*Task to complete*: Reproduce the listing that follows character for character, excluding its pictures.

*Data supplied*:
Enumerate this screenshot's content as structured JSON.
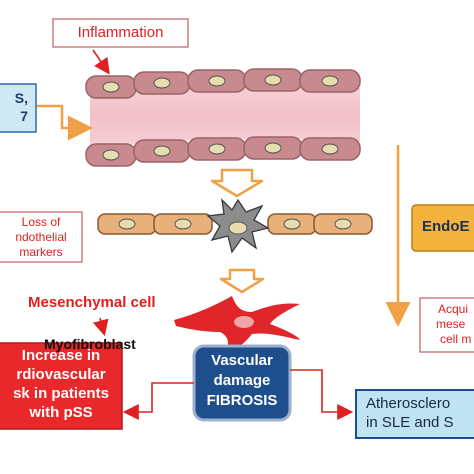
{
  "labels": {
    "inflammation": "Inflammation",
    "left_top_line1": "S,",
    "left_top_line2": "7",
    "loss_line1": "Loss of",
    "loss_line2": "ndothelial",
    "loss_line3": "markers",
    "mesenchymal_cell": "Mesenchymal cell",
    "myofibroblast": "Myofibroblast",
    "endo_partial": "EndoE",
    "acquired_line1": "Acqui",
    "acquired_line2": "mese",
    "acquired_line3": "cell m",
    "vascular_line1": "Vascular",
    "vascular_line2": "damage",
    "vascular_line3": "FIBROSIS",
    "increase_line1": "Increase in",
    "increase_line2": "rdiovascular",
    "increase_line3": "sk in patients",
    "increase_line4": "with pSS",
    "athero_line1": "Atherosclero",
    "athero_line2": "in SLE and S"
  },
  "colors": {
    "vessel_pink": "#f2c6cc",
    "vessel_cell": "#c98a8f",
    "nucleus": "#e6dcae",
    "tan_cell": "#e8b07a",
    "orange_arrow": "#f0a047",
    "red_text": "#e02020",
    "red_box": "#e8282a",
    "navy_box": "#1f4e8c",
    "blue_box": "#bfe3f0",
    "endo_box": "#f3b23c"
  }
}
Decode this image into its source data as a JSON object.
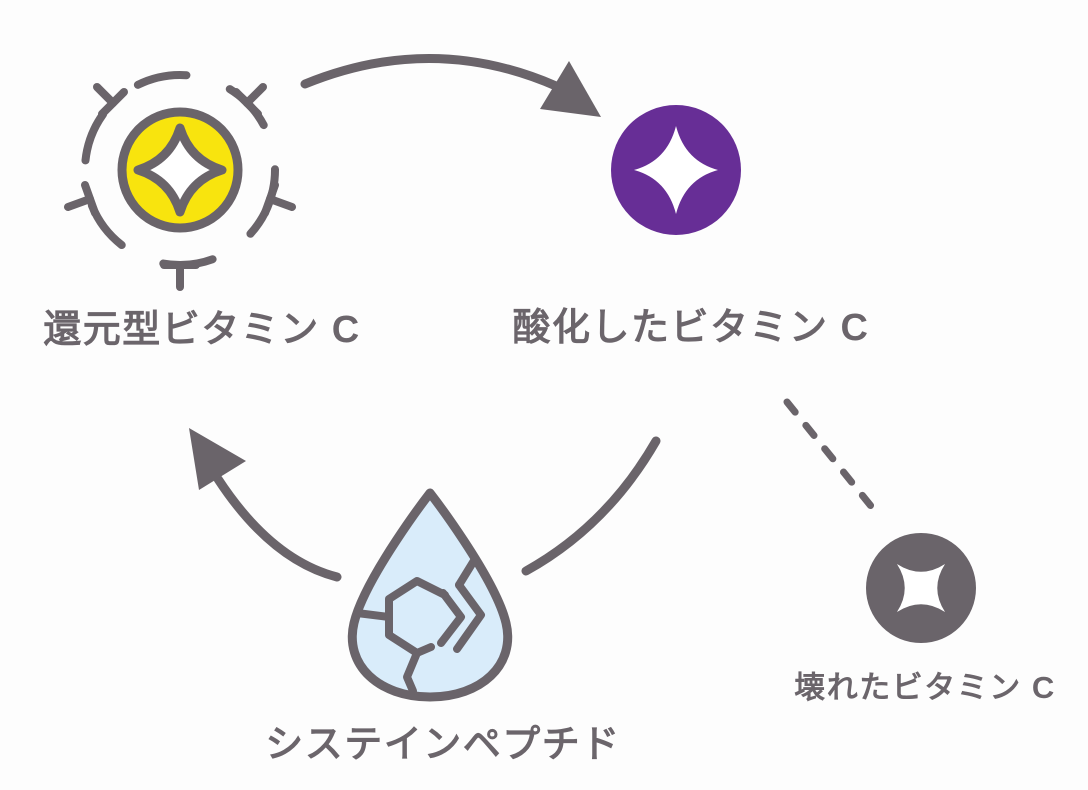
{
  "colors": {
    "gray": "#6a646a",
    "text": "#6b656b",
    "yellow": "#f8e40e",
    "purple": "#672e96",
    "blue": "#d9ecfa",
    "white": "#ffffff",
    "bg": "#fdfdfd"
  },
  "diagram": {
    "nodes": [
      {
        "id": "reduced-vitamin-c",
        "label": "還元型ビタミン C",
        "icon": "sparkle-sun-icon",
        "color": "#f8e40e"
      },
      {
        "id": "oxidized-vitamin-c",
        "label": "酸化したビタミン C",
        "icon": "sparkle-disc-icon",
        "color": "#672e96"
      },
      {
        "id": "cysteine-peptide",
        "label": "システインペプチド",
        "icon": "molecule-droplet-icon",
        "color": "#d9ecfa"
      },
      {
        "id": "broken-vitamin-c",
        "label": "壊れたビタミン C",
        "icon": "broken-star-disc-icon",
        "color": "#6a646a"
      }
    ],
    "edges": [
      {
        "from": "reduced-vitamin-c",
        "to": "oxidized-vitamin-c",
        "style": "solid-curved-arrow"
      },
      {
        "from": "oxidized-vitamin-c",
        "to": "cysteine-peptide",
        "style": "solid-curved-line"
      },
      {
        "from": "cysteine-peptide",
        "to": "reduced-vitamin-c",
        "style": "solid-curved-arrow"
      },
      {
        "from": "oxidized-vitamin-c",
        "to": "broken-vitamin-c",
        "style": "dashed-line"
      }
    ]
  }
}
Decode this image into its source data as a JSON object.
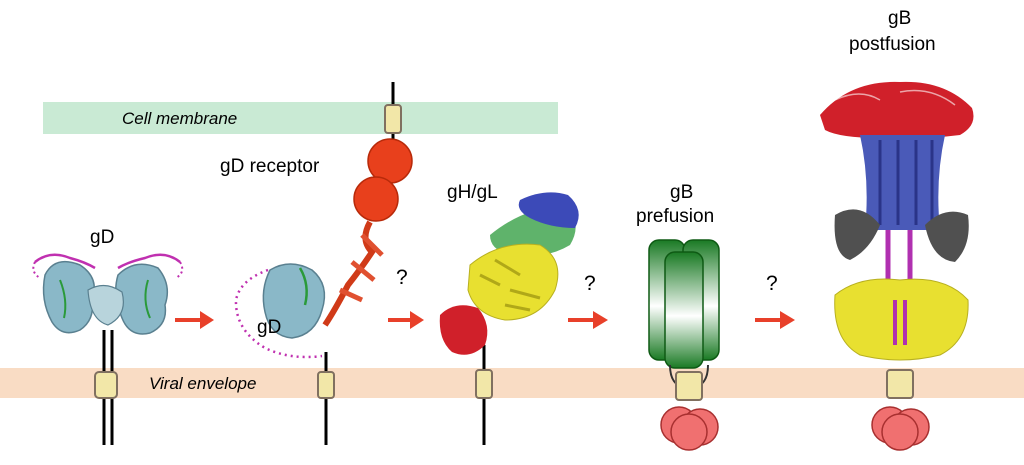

*Solution*:
Enumerate this screenshot's content as structured JSON.
{
  "labels": {
    "inflammation": "Inflammation",
    "left_top_line1": "S,",
    "left_top_line2": "7",
    "loss_line1": "Loss of",
    "loss_line2": "ndothelial",
    "loss_line3": "markers",
    "mesenchymal_cell": "Mesenchymal cell",
    "myofibroblast": "Myofibroblast",
    "endo_partial": "EndoE",
    "acquired_line1": "Acqui",
    "acquired_line2": "mese",
    "acquired_line3": "cell m",
    "vascular_line1": "Vascular",
    "vascular_line2": "damage",
    "vascular_line3": "FIBROSIS",
    "increase_line1": "Increase in",
    "increase_line2": "rdiovascular",
    "increase_line3": "sk in patients",
    "increase_line4": "with pSS",
    "athero_line1": "Atherosclero",
    "athero_line2": "in SLE and S"
  },
  "colors": {
    "vessel_pink": "#f2c6cc",
    "vessel_cell": "#c98a8f",
    "nucleus": "#e6dcae",
    "tan_cell": "#e8b07a",
    "orange_arrow": "#f0a047",
    "red_text": "#e02020",
    "red_box": "#e8282a",
    "navy_box": "#1f4e8c",
    "blue_box": "#bfe3f0",
    "endo_box": "#f3b23c"
  }
}
Decode this image into its source data as a JSON object.
{
  "colors": {
    "gray": "#6a646a",
    "text": "#6b656b",
    "yellow": "#f8e40e",
    "purple": "#672e96",
    "blue": "#d9ecfa",
    "white": "#ffffff",
    "bg": "#fdfdfd"
  },
  "diagram": {
    "nodes": [
      {
        "id": "reduced-vitamin-c",
        "label": "還元型ビタミン C",
        "icon": "sparkle-sun-icon",
        "color": "#f8e40e"
      },
      {
        "id": "oxidized-vitamin-c",
        "label": "酸化したビタミン C",
        "icon": "sparkle-disc-icon",
        "color": "#672e96"
      },
      {
        "id": "cysteine-peptide",
        "label": "システインペプチド",
        "icon": "molecule-droplet-icon",
        "color": "#d9ecfa"
      },
      {
        "id": "broken-vitamin-c",
        "label": "壊れたビタミン C",
        "icon": "broken-star-disc-icon",
        "color": "#6a646a"
      }
    ],
    "edges": [
      {
        "from": "reduced-vitamin-c",
        "to": "oxidized-vitamin-c",
        "style": "solid-curved-arrow"
      },
      {
        "from": "oxidized-vitamin-c",
        "to": "cysteine-peptide",
        "style": "solid-curved-line"
      },
      {
        "from": "cysteine-peptide",
        "to": "reduced-vitamin-c",
        "style": "solid-curved-arrow"
      },
      {
        "from": "oxidized-vitamin-c",
        "to": "broken-vitamin-c",
        "style": "dashed-line"
      }
    ]
  }
}
Decode this image into its source data as a JSON object.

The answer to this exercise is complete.